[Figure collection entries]

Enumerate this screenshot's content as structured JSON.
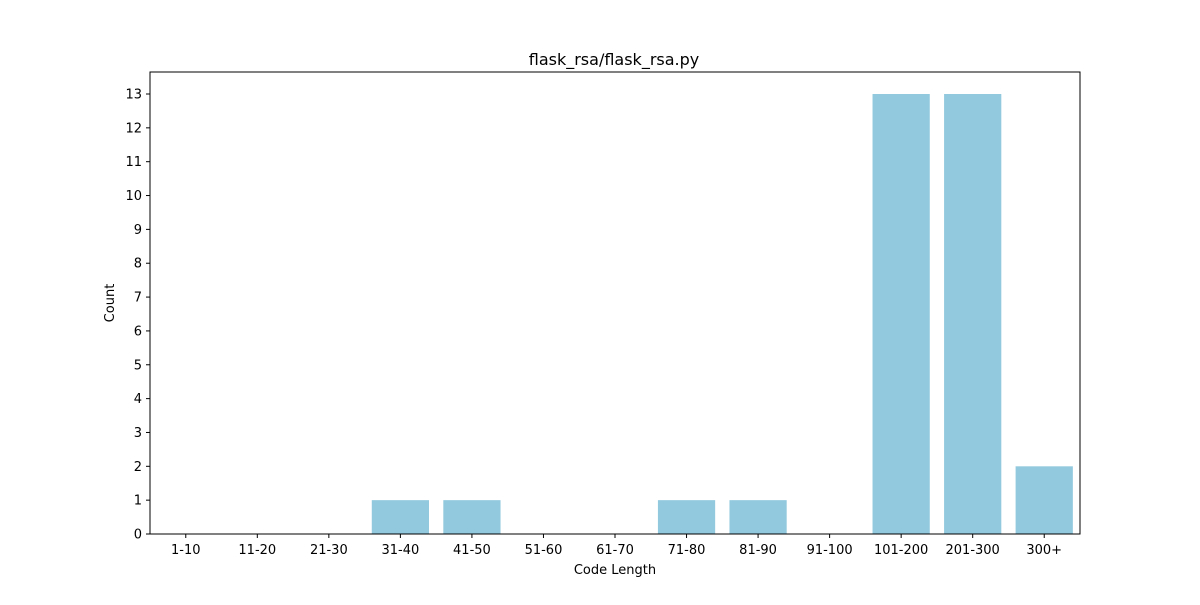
{
  "chart_data": {
    "type": "bar",
    "title": "flask_rsa/flask_rsa.py",
    "xlabel": "Code Length",
    "ylabel": "Count",
    "categories": [
      "1-10",
      "11-20",
      "21-30",
      "31-40",
      "41-50",
      "51-60",
      "61-70",
      "71-80",
      "81-90",
      "91-100",
      "101-200",
      "201-300",
      "300+"
    ],
    "values": [
      0,
      0,
      0,
      1,
      1,
      0,
      0,
      1,
      1,
      0,
      13,
      13,
      2
    ],
    "ylim": [
      0,
      13.65
    ],
    "yticks": [
      0,
      1,
      2,
      3,
      4,
      5,
      6,
      7,
      8,
      9,
      10,
      11,
      12,
      13
    ],
    "grid": false,
    "legend": "none",
    "bar_color": "#92c9de"
  }
}
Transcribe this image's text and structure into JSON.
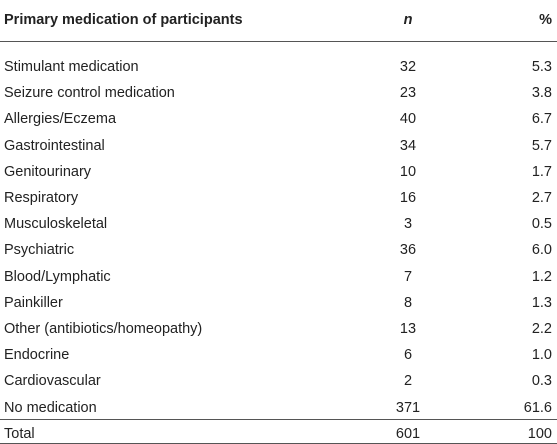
{
  "table": {
    "header": [
      "Primary medication of participants",
      "n",
      "%"
    ],
    "rows": [
      [
        "Stimulant medication",
        "32",
        "5.3"
      ],
      [
        "Seizure control medication",
        "23",
        "3.8"
      ],
      [
        "Allergies/Eczema",
        "40",
        "6.7"
      ],
      [
        "Gastrointestinal",
        "34",
        "5.7"
      ],
      [
        "Genitourinary",
        "10",
        "1.7"
      ],
      [
        "Respiratory",
        "16",
        "2.7"
      ],
      [
        "Musculoskeletal",
        "3",
        "0.5"
      ],
      [
        "Psychiatric",
        "36",
        "6.0"
      ],
      [
        "Blood/Lymphatic",
        "7",
        "1.2"
      ],
      [
        "Painkiller",
        "8",
        "1.3"
      ],
      [
        "Other (antibiotics/homeopathy)",
        "13",
        "2.2"
      ],
      [
        "Endocrine",
        "6",
        "1.0"
      ],
      [
        "Cardiovascular",
        "2",
        "0.3"
      ],
      [
        "No medication",
        "371",
        "61.6"
      ]
    ],
    "total": [
      "Total",
      "601",
      "100"
    ]
  }
}
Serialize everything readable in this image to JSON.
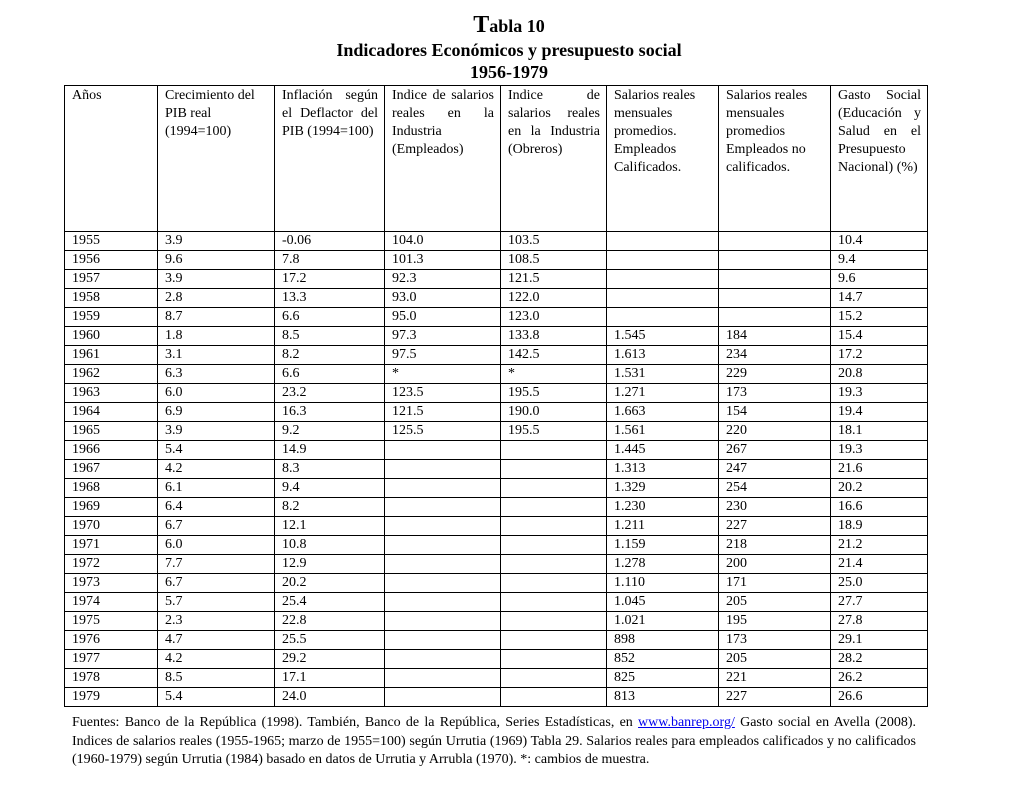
{
  "title": {
    "big_letter": "T",
    "rest": "abla 10",
    "subtitle": "Indicadores Económicos y presupuesto social",
    "period": "1956-1979"
  },
  "headers": [
    "Años",
    "Crecimiento del PIB real (1994=100)",
    "Inflación según el Deflactor del PIB (1994=100)",
    "Indice de salarios reales en la Industria (Empleados)",
    "Indice de salarios reales en la Industria (Obreros)",
    "Salarios reales mensuales promedios. Empleados Calificados.",
    "Salarios reales mensuales promedios Empleados no calificados.",
    "Gasto Social (Educación y Salud en el Presupuesto Nacional) (%)"
  ],
  "rows": [
    [
      "1955",
      "3.9",
      "-0.06",
      "104.0",
      "103.5",
      "",
      "",
      "10.4"
    ],
    [
      "1956",
      "9.6",
      "7.8",
      "101.3",
      "108.5",
      "",
      "",
      "9.4"
    ],
    [
      "1957",
      "3.9",
      "17.2",
      "92.3",
      "121.5",
      "",
      "",
      "9.6"
    ],
    [
      "1958",
      "2.8",
      "13.3",
      "93.0",
      "122.0",
      "",
      "",
      "14.7"
    ],
    [
      "1959",
      "8.7",
      "6.6",
      "95.0",
      "123.0",
      "",
      "",
      "15.2"
    ],
    [
      "1960",
      "1.8",
      "8.5",
      "97.3",
      "133.8",
      "1.545",
      "184",
      "15.4"
    ],
    [
      "1961",
      "3.1",
      "8.2",
      "97.5",
      "142.5",
      "1.613",
      "234",
      "17.2"
    ],
    [
      "1962",
      "6.3",
      "6.6",
      "*",
      "*",
      "1.531",
      "229",
      "20.8"
    ],
    [
      "1963",
      "6.0",
      "23.2",
      "123.5",
      "195.5",
      "1.271",
      "173",
      "19.3"
    ],
    [
      "1964",
      "6.9",
      "16.3",
      "121.5",
      "190.0",
      "1.663",
      "154",
      "19.4"
    ],
    [
      "1965",
      "3.9",
      "9.2",
      "125.5",
      "195.5",
      "1.561",
      "220",
      "18.1"
    ],
    [
      "1966",
      "5.4",
      "14.9",
      "",
      "",
      "1.445",
      "267",
      "19.3"
    ],
    [
      "1967",
      "4.2",
      "8.3",
      "",
      "",
      "1.313",
      "247",
      "21.6"
    ],
    [
      "1968",
      "6.1",
      "9.4",
      "",
      "",
      "1.329",
      "254",
      "20.2"
    ],
    [
      "1969",
      "6.4",
      "8.2",
      "",
      "",
      "1.230",
      "230",
      "16.6"
    ],
    [
      "1970",
      "6.7",
      "12.1",
      "",
      "",
      "1.211",
      "227",
      "18.9"
    ],
    [
      "1971",
      "6.0",
      "10.8",
      "",
      "",
      "1.159",
      "218",
      "21.2"
    ],
    [
      "1972",
      "7.7",
      "12.9",
      "",
      "",
      "1.278",
      "200",
      "21.4"
    ],
    [
      "1973",
      "6.7",
      "20.2",
      "",
      "",
      "1.110",
      "171",
      "25.0"
    ],
    [
      "1974",
      "5.7",
      "25.4",
      "",
      "",
      "1.045",
      "205",
      "27.7"
    ],
    [
      "1975",
      "2.3",
      "22.8",
      "",
      "",
      "1.021",
      "195",
      "27.8"
    ],
    [
      "1976",
      "4.7",
      "25.5",
      "",
      "",
      "898",
      "173",
      "29.1"
    ],
    [
      "1977",
      "4.2",
      "29.2",
      "",
      "",
      "852",
      "205",
      "28.2"
    ],
    [
      "1978",
      "8.5",
      "17.1",
      "",
      "",
      "825",
      "221",
      "26.2"
    ],
    [
      "1979",
      "5.4",
      "24.0",
      "",
      "",
      "813",
      "227",
      "26.6"
    ]
  ],
  "footnote": {
    "before_link": "Fuentes: Banco de la República (1998). También, Banco de la República, Series Estadísticas, en ",
    "link": "www.banrep.org/",
    "after_link": " Gasto social en Avella (2008). Indices de salarios reales (1955-1965; marzo de 1955=100) según Urrutia (1969) Tabla 29. Salarios reales para empleados calificados y no calificados (1960-1979) según Urrutia (1984) basado en datos de Urrutia y Arrubla (1970). *: cambios de muestra."
  }
}
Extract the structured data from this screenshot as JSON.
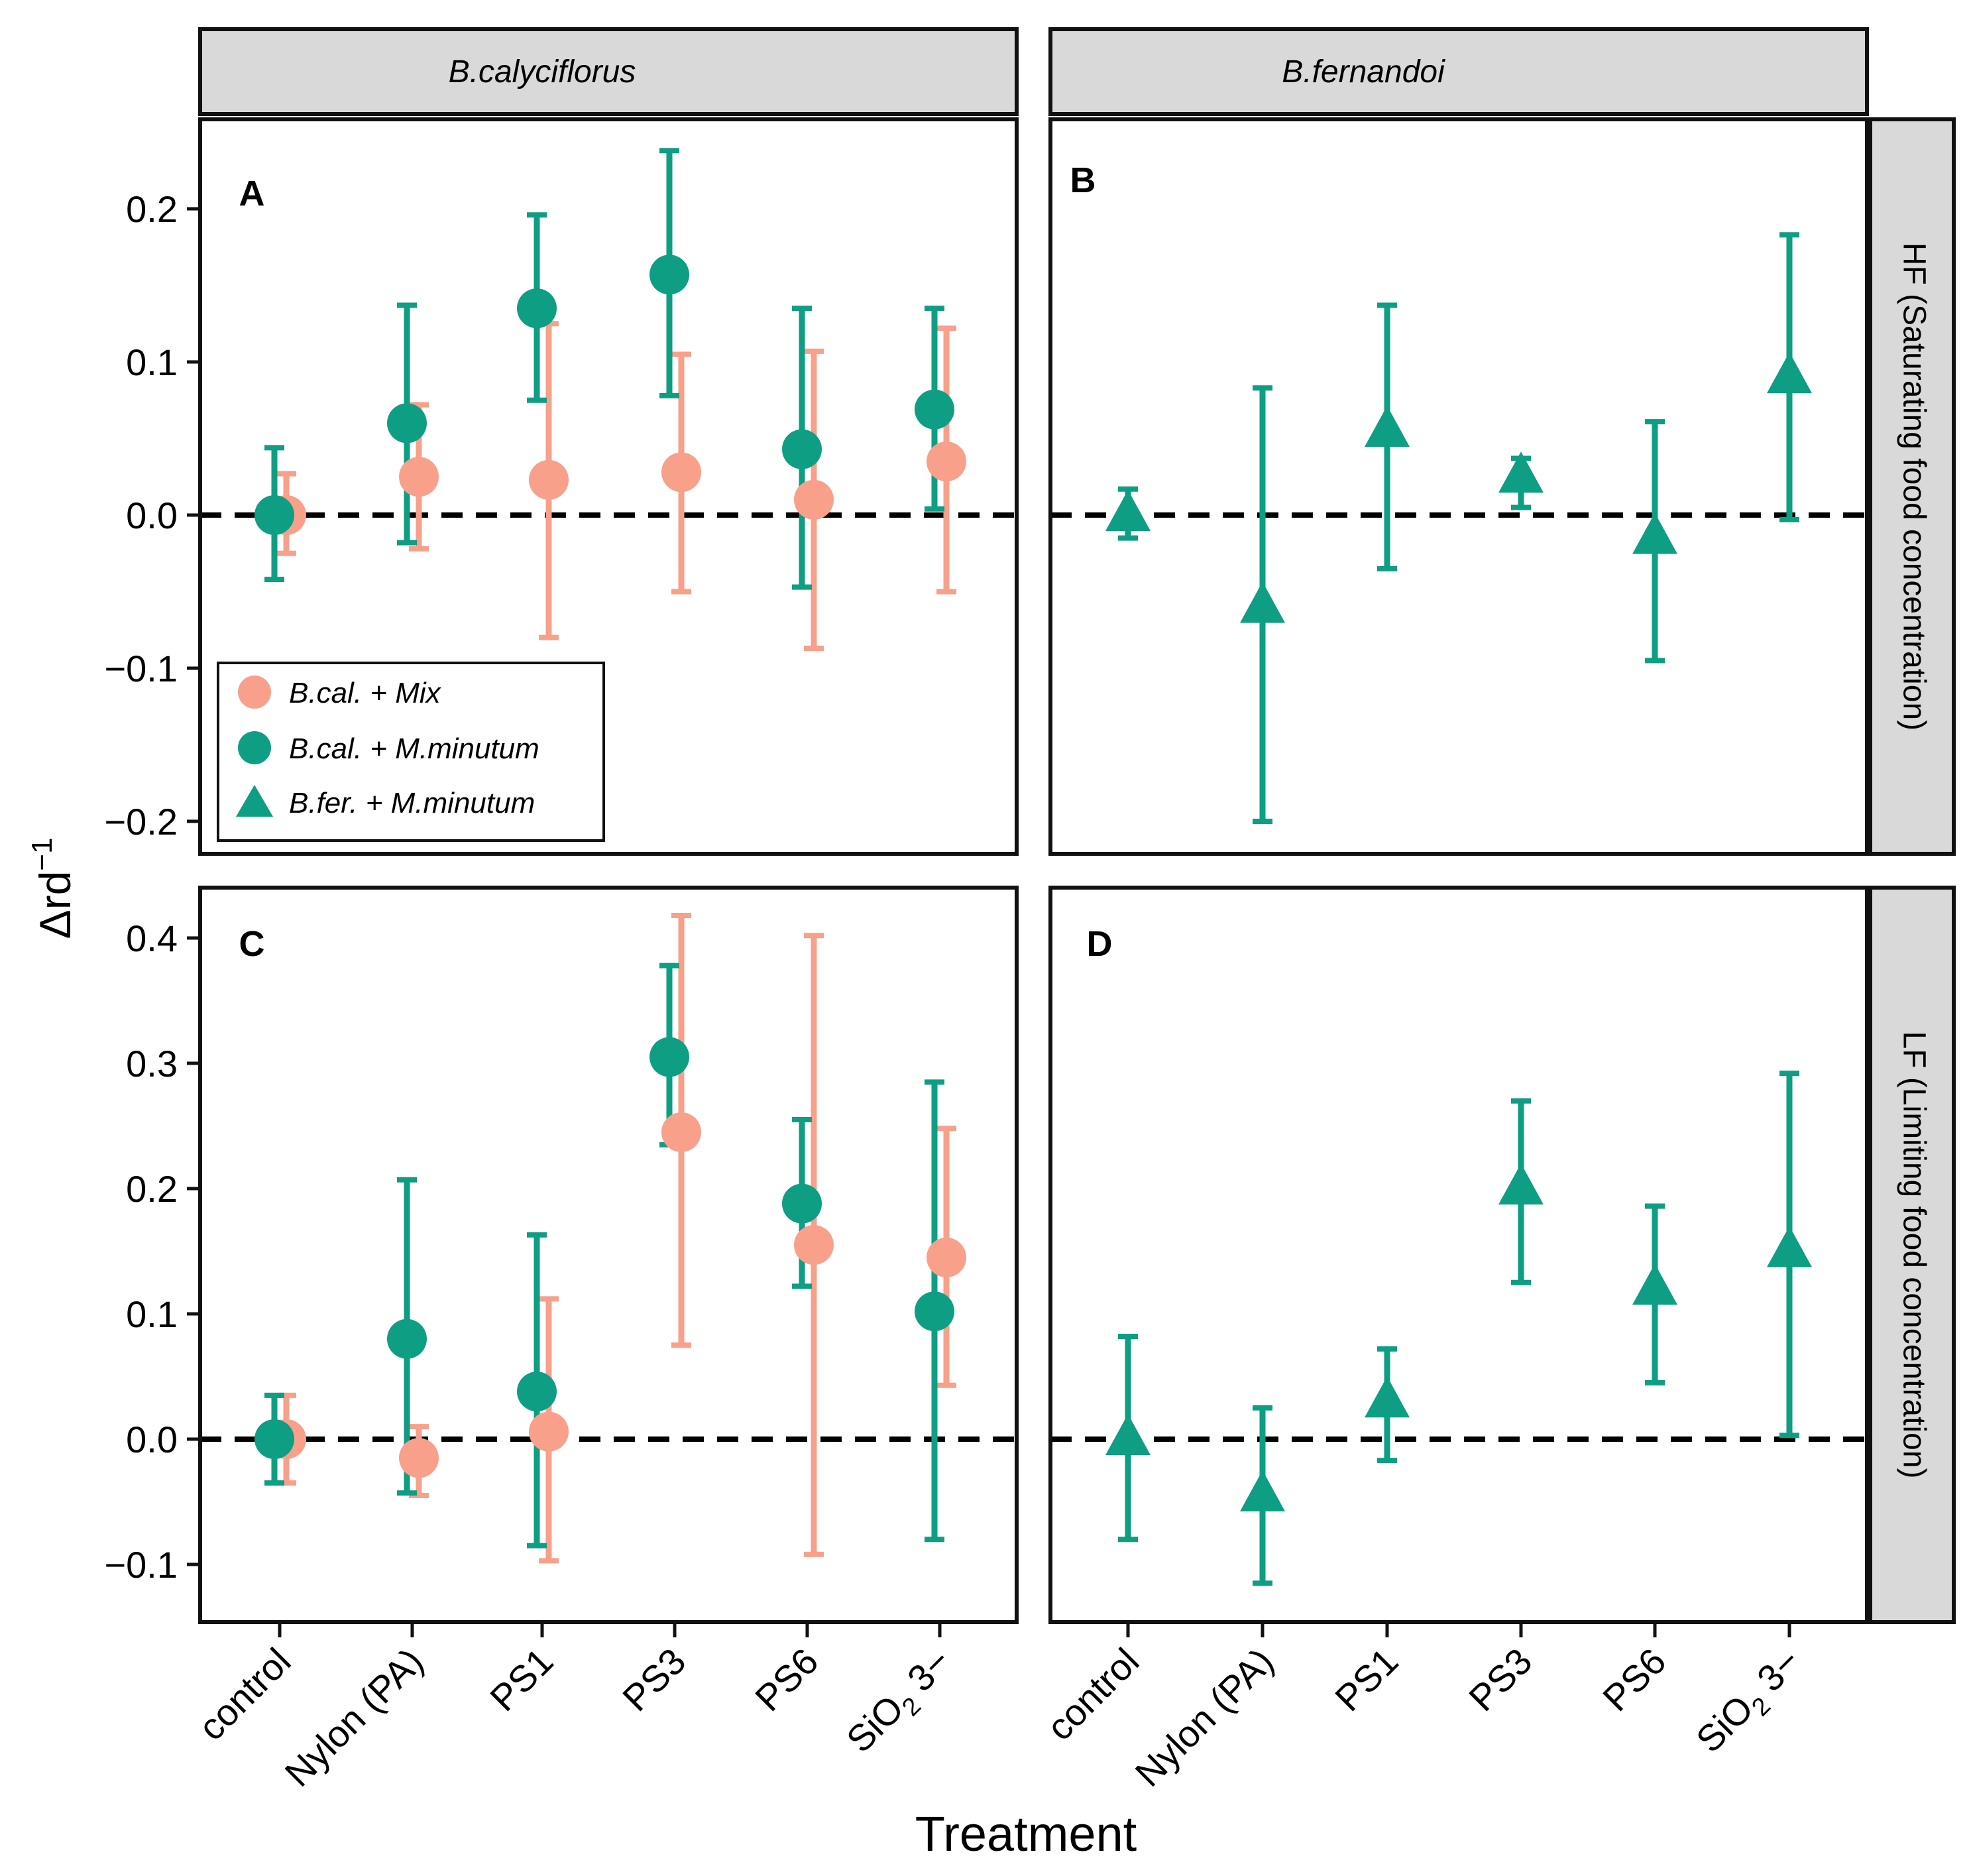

The exercise: Set down every record once more, word for word, without pictures.

Task output:
Enumerate this screenshot's content as structured JSON.
{
  "chart_data": {
    "type": "bar",
    "title": "flask_rsa/flask_rsa.py",
    "xlabel": "Code Length",
    "ylabel": "Count",
    "categories": [
      "1-10",
      "11-20",
      "21-30",
      "31-40",
      "41-50",
      "51-60",
      "61-70",
      "71-80",
      "81-90",
      "91-100",
      "101-200",
      "201-300",
      "300+"
    ],
    "values": [
      0,
      0,
      0,
      1,
      1,
      0,
      0,
      1,
      1,
      0,
      13,
      13,
      2
    ],
    "ylim": [
      0,
      13.65
    ],
    "yticks": [
      0,
      1,
      2,
      3,
      4,
      5,
      6,
      7,
      8,
      9,
      10,
      11,
      12,
      13
    ],
    "grid": false,
    "legend": "none",
    "bar_color": "#92c9de"
  }
}
Transcribe this image's text and structure into JSON.
{
  "table": {
    "header": [
      "Primary medication of participants",
      "n",
      "%"
    ],
    "rows": [
      [
        "Stimulant medication",
        "32",
        "5.3"
      ],
      [
        "Seizure control medication",
        "23",
        "3.8"
      ],
      [
        "Allergies/Eczema",
        "40",
        "6.7"
      ],
      [
        "Gastrointestinal",
        "34",
        "5.7"
      ],
      [
        "Genitourinary",
        "10",
        "1.7"
      ],
      [
        "Respiratory",
        "16",
        "2.7"
      ],
      [
        "Musculoskeletal",
        "3",
        "0.5"
      ],
      [
        "Psychiatric",
        "36",
        "6.0"
      ],
      [
        "Blood/Lymphatic",
        "7",
        "1.2"
      ],
      [
        "Painkiller",
        "8",
        "1.3"
      ],
      [
        "Other (antibiotics/homeopathy)",
        "13",
        "2.2"
      ],
      [
        "Endocrine",
        "6",
        "1.0"
      ],
      [
        "Cardiovascular",
        "2",
        "0.3"
      ],
      [
        "No medication",
        "371",
        "61.6"
      ]
    ],
    "total": [
      "Total",
      "601",
      "100"
    ]
  }
}
Serialize everything readable in this image to JSON.
{
  "title": {
    "big_letter": "T",
    "rest": "abla 10",
    "subtitle": "Indicadores Económicos y presupuesto social",
    "period": "1956-1979"
  },
  "headers": [
    "Años",
    "Crecimiento del PIB real (1994=100)",
    "Inflación según el Deflactor del PIB (1994=100)",
    "Indice de salarios reales en la Industria (Empleados)",
    "Indice de salarios reales en la Industria (Obreros)",
    "Salarios reales mensuales promedios. Empleados Calificados.",
    "Salarios reales mensuales promedios Empleados no calificados.",
    "Gasto Social (Educación y Salud en el Presupuesto Nacional) (%)"
  ],
  "rows": [
    [
      "1955",
      "3.9",
      "-0.06",
      "104.0",
      "103.5",
      "",
      "",
      "10.4"
    ],
    [
      "1956",
      "9.6",
      "7.8",
      "101.3",
      "108.5",
      "",
      "",
      "9.4"
    ],
    [
      "1957",
      "3.9",
      "17.2",
      "92.3",
      "121.5",
      "",
      "",
      "9.6"
    ],
    [
      "1958",
      "2.8",
      "13.3",
      "93.0",
      "122.0",
      "",
      "",
      "14.7"
    ],
    [
      "1959",
      "8.7",
      "6.6",
      "95.0",
      "123.0",
      "",
      "",
      "15.2"
    ],
    [
      "1960",
      "1.8",
      "8.5",
      "97.3",
      "133.8",
      "1.545",
      "184",
      "15.4"
    ],
    [
      "1961",
      "3.1",
      "8.2",
      "97.5",
      "142.5",
      "1.613",
      "234",
      "17.2"
    ],
    [
      "1962",
      "6.3",
      "6.6",
      "*",
      "*",
      "1.531",
      "229",
      "20.8"
    ],
    [
      "1963",
      "6.0",
      "23.2",
      "123.5",
      "195.5",
      "1.271",
      "173",
      "19.3"
    ],
    [
      "1964",
      "6.9",
      "16.3",
      "121.5",
      "190.0",
      "1.663",
      "154",
      "19.4"
    ],
    [
      "1965",
      "3.9",
      "9.2",
      "125.5",
      "195.5",
      "1.561",
      "220",
      "18.1"
    ],
    [
      "1966",
      "5.4",
      "14.9",
      "",
      "",
      "1.445",
      "267",
      "19.3"
    ],
    [
      "1967",
      "4.2",
      "8.3",
      "",
      "",
      "1.313",
      "247",
      "21.6"
    ],
    [
      "1968",
      "6.1",
      "9.4",
      "",
      "",
      "1.329",
      "254",
      "20.2"
    ],
    [
      "1969",
      "6.4",
      "8.2",
      "",
      "",
      "1.230",
      "230",
      "16.6"
    ],
    [
      "1970",
      "6.7",
      "12.1",
      "",
      "",
      "1.211",
      "227",
      "18.9"
    ],
    [
      "1971",
      "6.0",
      "10.8",
      "",
      "",
      "1.159",
      "218",
      "21.2"
    ],
    [
      "1972",
      "7.7",
      "12.9",
      "",
      "",
      "1.278",
      "200",
      "21.4"
    ],
    [
      "1973",
      "6.7",
      "20.2",
      "",
      "",
      "1.110",
      "171",
      "25.0"
    ],
    [
      "1974",
      "5.7",
      "25.4",
      "",
      "",
      "1.045",
      "205",
      "27.7"
    ],
    [
      "1975",
      "2.3",
      "22.8",
      "",
      "",
      "1.021",
      "195",
      "27.8"
    ],
    [
      "1976",
      "4.7",
      "25.5",
      "",
      "",
      "898",
      "173",
      "29.1"
    ],
    [
      "1977",
      "4.2",
      "29.2",
      "",
      "",
      "852",
      "205",
      "28.2"
    ],
    [
      "1978",
      "8.5",
      "17.1",
      "",
      "",
      "825",
      "221",
      "26.2"
    ],
    [
      "1979",
      "5.4",
      "24.0",
      "",
      "",
      "813",
      "227",
      "26.6"
    ]
  ],
  "footnote": {
    "before_link": "Fuentes: Banco de la República (1998). También, Banco de la República, Series Estadísticas, en ",
    "link": "www.banrep.org/",
    "after_link": " Gasto social en Avella (2008). Indices de salarios reales (1955-1965; marzo de 1955=100) según Urrutia (1969) Tabla 29. Salarios reales para empleados calificados y no calificados (1960-1979) según Urrutia (1984) basado en datos de Urrutia y Arrubla (1970). *: cambios de muestra."
  }
}
Extract the structured data from this screenshot as JSON.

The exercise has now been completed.